Chart and figure data
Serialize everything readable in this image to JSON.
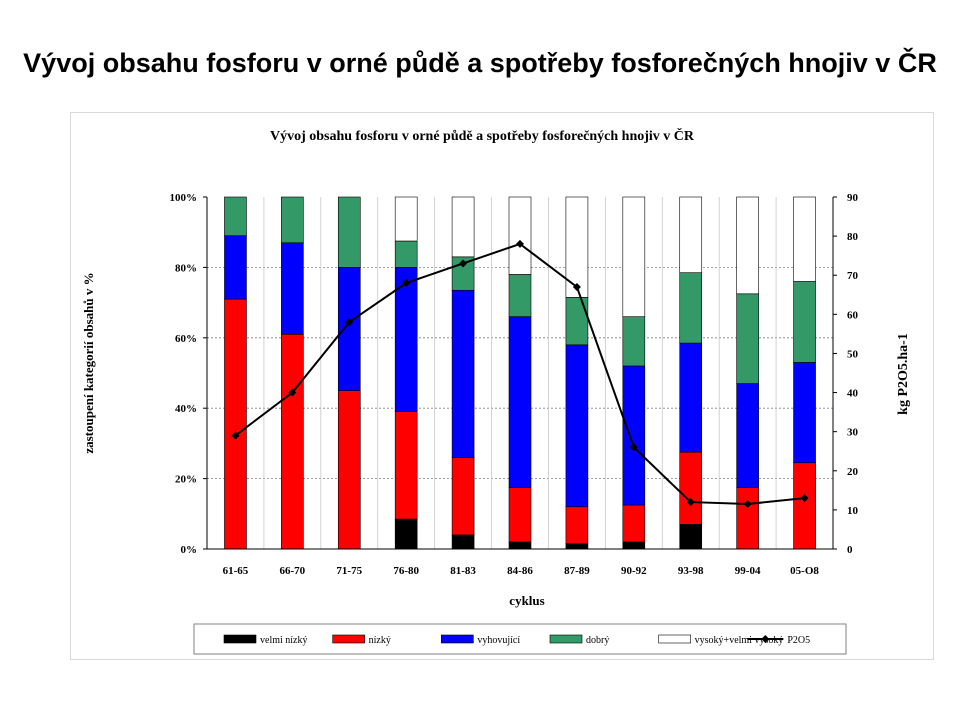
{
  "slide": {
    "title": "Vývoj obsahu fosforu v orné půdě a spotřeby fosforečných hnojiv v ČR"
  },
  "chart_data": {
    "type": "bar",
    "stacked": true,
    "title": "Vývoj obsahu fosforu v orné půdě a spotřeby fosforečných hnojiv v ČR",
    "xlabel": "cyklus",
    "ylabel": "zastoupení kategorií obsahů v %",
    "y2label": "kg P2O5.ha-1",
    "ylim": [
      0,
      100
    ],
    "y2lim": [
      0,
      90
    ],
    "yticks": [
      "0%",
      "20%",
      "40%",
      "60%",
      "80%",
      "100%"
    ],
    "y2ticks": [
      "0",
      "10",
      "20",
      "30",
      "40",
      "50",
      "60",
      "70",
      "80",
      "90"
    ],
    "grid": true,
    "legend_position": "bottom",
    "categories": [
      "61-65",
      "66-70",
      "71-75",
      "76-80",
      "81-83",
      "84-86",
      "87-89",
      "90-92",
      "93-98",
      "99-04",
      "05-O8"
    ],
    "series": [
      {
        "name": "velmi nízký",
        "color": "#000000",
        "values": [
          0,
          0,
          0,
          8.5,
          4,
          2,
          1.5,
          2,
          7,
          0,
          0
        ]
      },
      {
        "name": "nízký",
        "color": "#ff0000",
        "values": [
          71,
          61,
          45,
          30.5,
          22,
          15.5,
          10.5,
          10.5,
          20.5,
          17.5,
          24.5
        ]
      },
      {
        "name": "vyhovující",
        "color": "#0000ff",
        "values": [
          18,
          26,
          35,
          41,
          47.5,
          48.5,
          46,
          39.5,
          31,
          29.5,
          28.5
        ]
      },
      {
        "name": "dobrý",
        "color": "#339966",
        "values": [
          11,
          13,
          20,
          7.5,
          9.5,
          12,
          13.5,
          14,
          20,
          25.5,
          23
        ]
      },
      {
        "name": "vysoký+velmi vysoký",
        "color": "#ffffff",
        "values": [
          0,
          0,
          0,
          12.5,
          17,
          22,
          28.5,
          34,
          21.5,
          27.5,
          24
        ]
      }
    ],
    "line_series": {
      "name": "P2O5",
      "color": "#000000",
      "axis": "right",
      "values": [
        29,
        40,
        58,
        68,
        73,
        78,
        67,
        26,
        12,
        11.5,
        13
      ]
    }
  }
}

- [PROMPT] Which lines of the data above contain "hnojiv"? Copy each one.

- [ANSWER TO THE TASK]
    "title": "Vývoj obsahu fosforu v orné půdě a spotřeby fosforečných hnojiv v ČR"
    "title": "Vývoj obsahu fosforu v orné půdě a spotřeby fosforečných hnojiv v ČR",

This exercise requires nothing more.